Data items:

· · · · ·

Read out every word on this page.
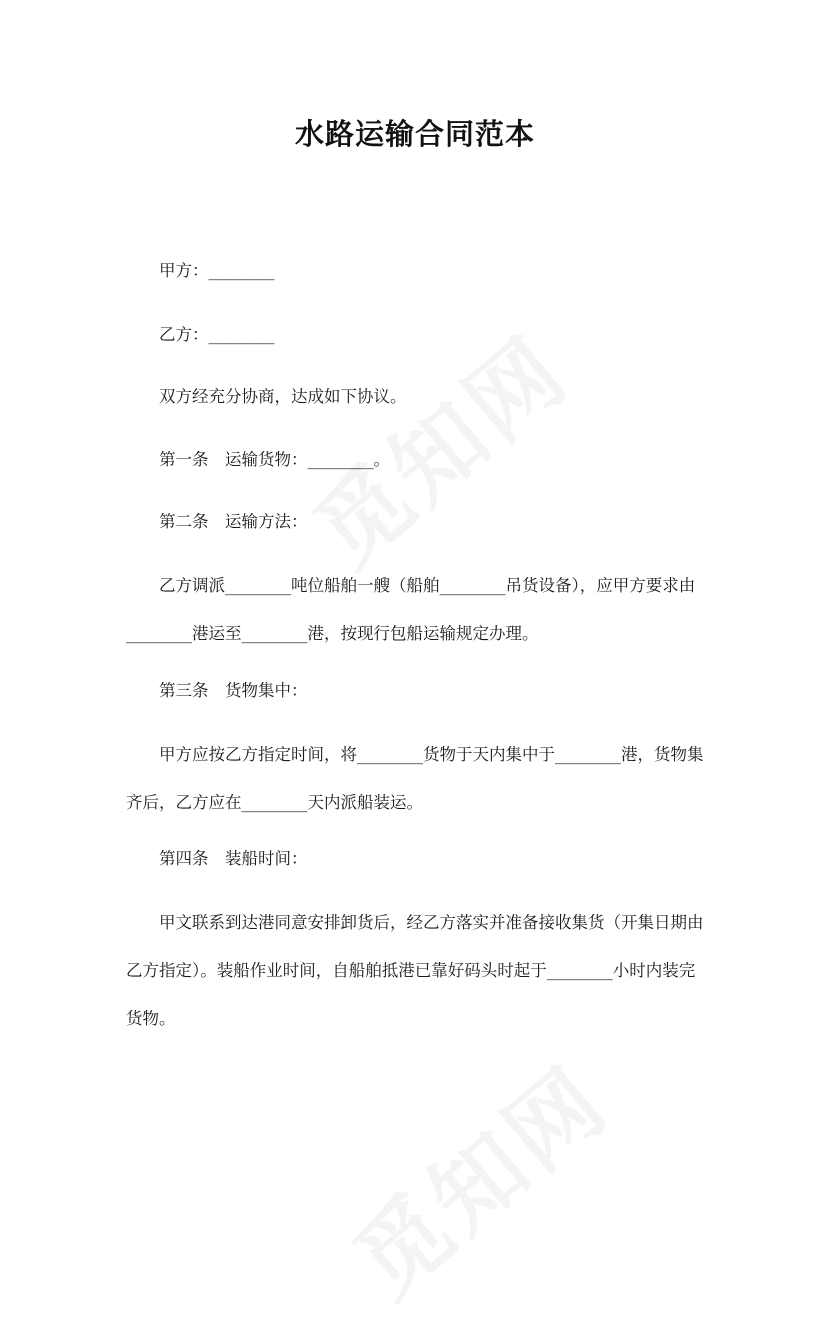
水路运输合同范本

甲方：________

乙方：________

双方经充分协商，达成如下协议。

第一条　运输货物：________。

第二条　运输方法：

乙方调派________吨位船舶一艘（船舶________吊货设备），应甲方要求由________港运至________港，按现行包船运输规定办理。

第三条　货物集中：

甲方应按乙方指定时间，将________货物于天内集中于________港，货物集齐后，乙方应在________天内派船装运。

第四条　装船时间：

甲文联系到达港同意安排卸货后，经乙方落实并准备接收集货（开集日期由乙方指定）。装船作业时间，自船舶抵港已靠好码头时起于________小时内装完货物。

· · · · ·

:: WHAT THE TASK REQUIRES ::
Transcribe each line above verbatim, with the pictures left out.

:: ANSWER ::
Read out every word on this page.
水路运输合同范本

甲方：________

乙方：________

双方经充分协商，达成如下协议。

第一条　运输货物：________。

第二条　运输方法：

乙方调派________吨位船舶一艘（船舶________吊货设备），应甲方要求由________港运至________港，按现行包船运输规定办理。

第三条　货物集中：

甲方应按乙方指定时间，将________货物于天内集中于________港，货物集齐后，乙方应在________天内派船装运。

第四条　装船时间：

甲文联系到达港同意安排卸货后，经乙方落实并准备接收集货（开集日期由乙方指定）。装船作业时间，自船舶抵港已靠好码头时起于________小时内装完货物。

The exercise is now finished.